> _Problem requirements_
Leaving out the pictures, retype all the material exactly.

> _Exercise inputs_
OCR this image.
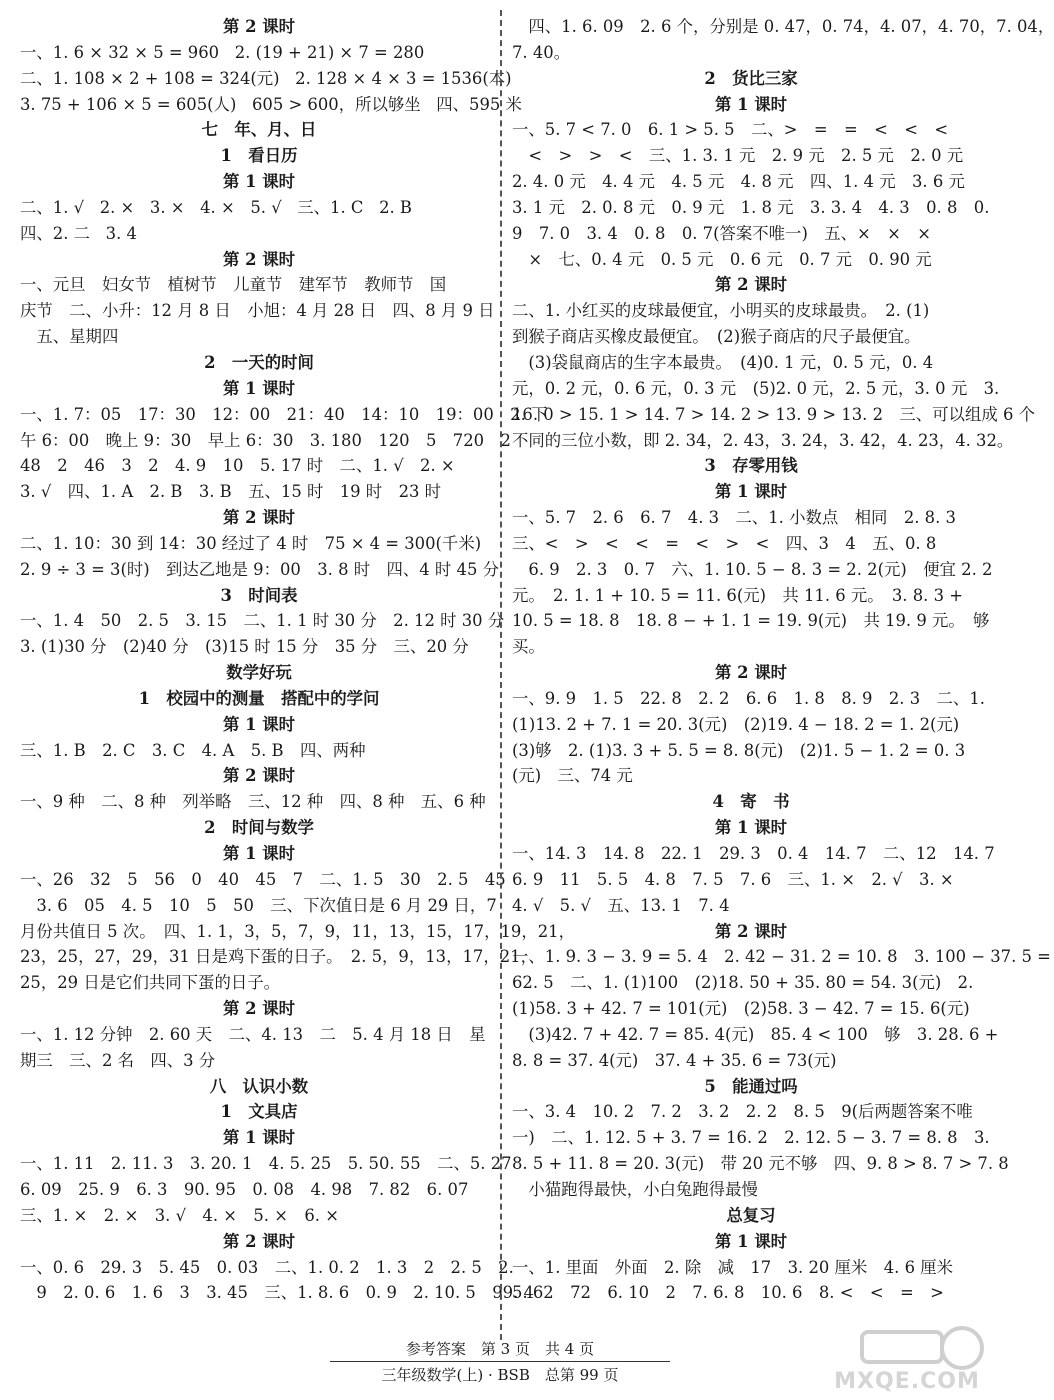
第 2 课时
一、1. 6 × 32 × 5 = 960   2. (19 + 21) × 7 = 280
二、1. 108 × 2 + 108 = 324(元)   2. 128 × 4 × 3 = 1536(本)
3. 75 + 106 × 5 = 605(人)   605 > 600，所以够坐   四、595 米
七　年、月、日
1　看日历
第 1 课时
二、1. √   2. ×   3. ×   4. ×   5. √   三、1. C   2. B
四、2. 二   3. 4
第 2 课时
一、元旦　妇女节　植树节　儿童节　建军节　教师节　国
庆节　二、小升：12 月 8 日　小旭：4 月 28 日　四、8 月 9 日
　五、星期四
2　一天的时间
第 1 课时
一、1. 7：05　17：30　12：00　21：40　14：10　19：00　2. 下
午 6：00　晚上 9：30　早上 6：30　3. 180　120　5　720　2
48　2　46　3　2　4. 9　10　5. 17 时　二、1. √　2. ×
3. √　四、1. A　2. B　3. B　五、15 时　19 时　23 时
第 2 课时
二、1. 10：30 到 14：30 经过了 4 时　75 × 4 = 300(千米)
2. 9 ÷ 3 = 3(时)　到达乙地是 9：00　3. 8 时　四、4 时 45 分
3　时间表
一、1. 4　50　2. 5　3. 15　二、1. 1 时 30 分　2. 12 时 30 分
3. (1)30 分　(2)40 分　(3)15 时 15 分　35 分　三、20 分
数学好玩
1　校园中的测量　搭配中的学问
第 1 课时
三、1. B　2. C　3. C　4. A　5. B　四、两种
第 2 课时
一、9 种　二、8 种　列举略　三、12 种　四、8 种　五、6 种
2　时间与数学
第 1 课时
一、26　32　5　56　0　40　45　7　二、1. 5　30　2. 5　45
　3. 6　05　4. 5　10　5　50　三、下次值日是 6 月 29 日，7
月份共值日 5 次。　四、1. 1，3，5，7，9，11，13，15，17，19，21，
23，25，27，29，31 日是鸡下蛋的日子。　2. 5，9，13，17，21，
25，29 日是它们共同下蛋的日子。
第 2 课时
一、1. 12 分钟　2. 60 天　二、4. 13　二　5. 4 月 18 日　星
期三　三、2 名　四、3 分
八　认识小数
1　文具店
第 1 课时
一、1. 11　2. 11. 3　3. 20. 1　4. 5. 25　5. 50. 55　二、5. 27
6. 09　25. 9　6. 3　90. 95　0. 08　4. 98　7. 82　6. 07
三、1. ×　2. ×　3. √　4. ×　5. ×　6. ×
第 2 课时
一、0. 6　29. 3　5. 45　0. 03　二、1. 0. 2　1. 3　2　2. 5　2.
　9　2. 0. 6　1. 6　3　3. 45　三、1. 8. 6　0. 9　2. 10. 5　99. 4
　四、1. 6. 09　2. 6 个，分别是 0. 47，0. 74，4. 07，4. 70，7. 04，
7. 40。
2　货比三家
第 1 课时
一、5. 7 < 7. 0　6. 1 > 5. 5　二、>　=　=　<　<　<
　<　>　>　<　三、1. 3. 1 元　2. 9 元　2. 5 元　2. 0 元
2. 4. 0 元　4. 4 元　4. 5 元　4. 8 元　四、1. 4 元　3. 6 元
3. 1 元　2. 0. 8 元　0. 9 元　1. 8 元　3. 3. 4　4. 3　0. 8　0.
9　7. 0　3. 4　0. 8　0. 7(答案不唯一)　五、×　×　×
　×　七、0. 4 元　0. 5 元　0. 6 元　0. 7 元　0. 90 元
第 2 课时
二、1. 小红买的皮球最便宜，小明买的皮球最贵。　2. (1)
到猴子商店买橡皮最便宜。　(2)猴子商店的尺子最便宜。
　(3)袋鼠商店的生字本最贵。　(4)0. 1 元，0. 5 元，0. 4
元，0. 2 元，0. 6 元，0. 3 元　(5)2. 0 元，2. 5 元，3. 0 元　3.
16. 0 > 15. 1 > 14. 7 > 14. 2 > 13. 9 > 13. 2　三、可以组成 6 个
不同的三位小数，即 2. 34，2. 43，3. 24，3. 42，4. 23，4. 32。
3　存零用钱
第 1 课时
一、5. 7　2. 6　6. 7　4. 3　二、1. 小数点　相同　2. 8. 3
三、<　>　<　<　=　<　>　<　四、3　4　五、0. 8
　6. 9　2. 3　0. 7　六、1. 10. 5 − 8. 3 = 2. 2(元)　便宜 2. 2
元。　2. 1. 1 + 10. 5 = 11. 6(元)　共 11. 6 元。　3. 8. 3 +
10. 5 = 18. 8　18. 8 − + 1. 1 = 19. 9(元)　共 19. 9 元。　够
买。
第 2 课时
一、9. 9　1. 5　22. 8　2. 2　6. 6　1. 8　8. 9　2. 3　二、1.
(1)13. 2 + 7. 1 = 20. 3(元)　(2)19. 4 − 18. 2 = 1. 2(元)
(3)够　2. (1)3. 3 + 5. 5 = 8. 8(元)　(2)1. 5 − 1. 2 = 0. 3
(元)　三、74 元
4　寄　书
第 1 课时
一、14. 3　14. 8　22. 1　29. 3　0. 4　14. 7　二、12　14. 7
6. 9　11　5. 5　4. 8　7. 5　7. 6　三、1. ×　2. √　3. ×
4. √　5. √　五、13. 1　7. 4
第 2 课时
一、1. 9. 3 − 3. 9 = 5. 4　2. 42 − 31. 2 = 10. 8　3. 100 − 37. 5 =
62. 5　二、1. (1)100　(2)18. 50 + 35. 80 = 54. 3(元)　2.
(1)58. 3 + 42. 7 = 101(元)　(2)58. 3 − 42. 7 = 15. 6(元)
　(3)42. 7 + 42. 7 = 85. 4(元)　85. 4 < 100　够　3. 28. 6 +
8. 8 = 37. 4(元)　37. 4 + 35. 6 = 73(元)
5　能通过吗
一、3. 4　10. 2　7. 2　3. 2　2. 2　8. 5　9(后两题答案不唯
一)　二、1. 12. 5 + 3. 7 = 16. 2　2. 12. 5 − 3. 7 = 8. 8　3.
8. 5 + 11. 8 = 20. 3(元)　带 20 元不够　四、9. 8 > 8. 7 > 7. 8
　小猫跑得最快，小白兔跑得最慢
总复习
第 1 课时
一、1. 里面　外面　2. 除　减　17　3. 20 厘米　4. 6 厘米
5. 62　72　6. 10　2　7. 6. 8　10. 6　8. <　<　=　>
参考答案　第 3 页　共 4 页
三年级数学(上) · BSB　总第 99 页	MXQE.COM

> _Answer_
OCR this image.
第 2 课时
一、1. 6 × 32 × 5 = 960   2. (19 + 21) × 7 = 280
二、1. 108 × 2 + 108 = 324(元)   2. 128 × 4 × 3 = 1536(本)
3. 75 + 106 × 5 = 605(人)   605 > 600，所以够坐   四、595 米
七　年、月、日
1　看日历
第 1 课时
二、1. √   2. ×   3. ×   4. ×   5. √   三、1. C   2. B
四、2. 二   3. 4
第 2 课时
一、元旦　妇女节　植树节　儿童节　建军节　教师节　国
庆节　二、小升：12 月 8 日　小旭：4 月 28 日　四、8 月 9 日
　五、星期四
2　一天的时间
第 1 课时
一、1. 7：05　17：30　12：00　21：40　14：10　19：00　2. 下
午 6：00　晚上 9：30　早上 6：30　3. 180　120　5　720　2
48　2　46　3　2　4. 9　10　5. 17 时　二、1. √　2. ×
3. √　四、1. A　2. B　3. B　五、15 时　19 时　23 时
第 2 课时
二、1. 10：30 到 14：30 经过了 4 时　75 × 4 = 300(千米)
2. 9 ÷ 3 = 3(时)　到达乙地是 9：00　3. 8 时　四、4 时 45 分
3　时间表
一、1. 4　50　2. 5　3. 15　二、1. 1 时 30 分　2. 12 时 30 分
3. (1)30 分　(2)40 分　(3)15 时 15 分　35 分　三、20 分
数学好玩
1　校园中的测量　搭配中的学问
第 1 课时
三、1. B　2. C　3. C　4. A　5. B　四、两种
第 2 课时
一、9 种　二、8 种　列举略　三、12 种　四、8 种　五、6 种
2　时间与数学
第 1 课时
一、26　32　5　56　0　40　45　7　二、1. 5　30　2. 5　45
　3. 6　05　4. 5　10　5　50　三、下次值日是 6 月 29 日，7
月份共值日 5 次。　四、1. 1，3，5，7，9，11，13，15，17，19，21，
23，25，27，29，31 日是鸡下蛋的日子。　2. 5，9，13，17，21，
25，29 日是它们共同下蛋的日子。
第 2 课时
一、1. 12 分钟　2. 60 天　二、4. 13　二　5. 4 月 18 日　星
期三　三、2 名　四、3 分
八　认识小数
1　文具店
第 1 课时
一、1. 11　2. 11. 3　3. 20. 1　4. 5. 25　5. 50. 55　二、5. 27
6. 09　25. 9　6. 3　90. 95　0. 08　4. 98　7. 82　6. 07
三、1. ×　2. ×　3. √　4. ×　5. ×　6. ×
第 2 课时
一、0. 6　29. 3　5. 45　0. 03　二、1. 0. 2　1. 3　2　2. 5　2.
　9　2. 0. 6　1. 6　3　3. 45　三、1. 8. 6　0. 9　2. 10. 5　99. 4
　四、1. 6. 09　2. 6 个，分别是 0. 47，0. 74，4. 07，4. 70，7. 04，
7. 40。
2　货比三家
第 1 课时
一、5. 7 < 7. 0　6. 1 > 5. 5　二、>　=　=　<　<　<
　<　>　>　<　三、1. 3. 1 元　2. 9 元　2. 5 元　2. 0 元
2. 4. 0 元　4. 4 元　4. 5 元　4. 8 元　四、1. 4 元　3. 6 元
3. 1 元　2. 0. 8 元　0. 9 元　1. 8 元　3. 3. 4　4. 3　0. 8　0.
9　7. 0　3. 4　0. 8　0. 7(答案不唯一)　五、×　×　×
　×　七、0. 4 元　0. 5 元　0. 6 元　0. 7 元　0. 90 元
第 2 课时
二、1. 小红买的皮球最便宜，小明买的皮球最贵。　2. (1)
到猴子商店买橡皮最便宜。　(2)猴子商店的尺子最便宜。
　(3)袋鼠商店的生字本最贵。　(4)0. 1 元，0. 5 元，0. 4
元，0. 2 元，0. 6 元，0. 3 元　(5)2. 0 元，2. 5 元，3. 0 元　3.
16. 0 > 15. 1 > 14. 7 > 14. 2 > 13. 9 > 13. 2　三、可以组成 6 个
不同的三位小数，即 2. 34，2. 43，3. 24，3. 42，4. 23，4. 32。
3　存零用钱
第 1 课时
一、5. 7　2. 6　6. 7　4. 3　二、1. 小数点　相同　2. 8. 3
三、<　>　<　<　=　<　>　<　四、3　4　五、0. 8
　6. 9　2. 3　0. 7　六、1. 10. 5 − 8. 3 = 2. 2(元)　便宜 2. 2
元。　2. 1. 1 + 10. 5 = 11. 6(元)　共 11. 6 元。　3. 8. 3 +
10. 5 = 18. 8　18. 8 − + 1. 1 = 19. 9(元)　共 19. 9 元。　够
买。
第 2 课时
一、9. 9　1. 5　22. 8　2. 2　6. 6　1. 8　8. 9　2. 3　二、1.
(1)13. 2 + 7. 1 = 20. 3(元)　(2)19. 4 − 18. 2 = 1. 2(元)
(3)够　2. (1)3. 3 + 5. 5 = 8. 8(元)　(2)1. 5 − 1. 2 = 0. 3
(元)　三、74 元
4　寄　书
第 1 课时
一、14. 3　14. 8　22. 1　29. 3　0. 4　14. 7　二、12　14. 7
6. 9　11　5. 5　4. 8　7. 5　7. 6　三、1. ×　2. √　3. ×
4. √　5. √　五、13. 1　7. 4
第 2 课时
一、1. 9. 3 − 3. 9 = 5. 4　2. 42 − 31. 2 = 10. 8　3. 100 − 37. 5 =
62. 5　二、1. (1)100　(2)18. 50 + 35. 80 = 54. 3(元)　2.
(1)58. 3 + 42. 7 = 101(元)　(2)58. 3 − 42. 7 = 15. 6(元)
　(3)42. 7 + 42. 7 = 85. 4(元)　85. 4 < 100　够　3. 28. 6 +
8. 8 = 37. 4(元)　37. 4 + 35. 6 = 73(元)
5　能通过吗
一、3. 4　10. 2　7. 2　3. 2　2. 2　8. 5　9(后两题答案不唯
一)　二、1. 12. 5 + 3. 7 = 16. 2　2. 12. 5 − 3. 7 = 8. 8　3.
8. 5 + 11. 8 = 20. 3(元)　带 20 元不够　四、9. 8 > 8. 7 > 7. 8
　小猫跑得最快，小白兔跑得最慢
总复习
第 1 课时
一、1. 里面　外面　2. 除　减　17　3. 20 厘米　4. 6 厘米
5. 62　72　6. 10　2　7. 6. 8　10. 6　8. <　<　=　>
参考答案　第 3 页　共 4 页
三年级数学(上) · BSB　总第 99 页	MXQE.COM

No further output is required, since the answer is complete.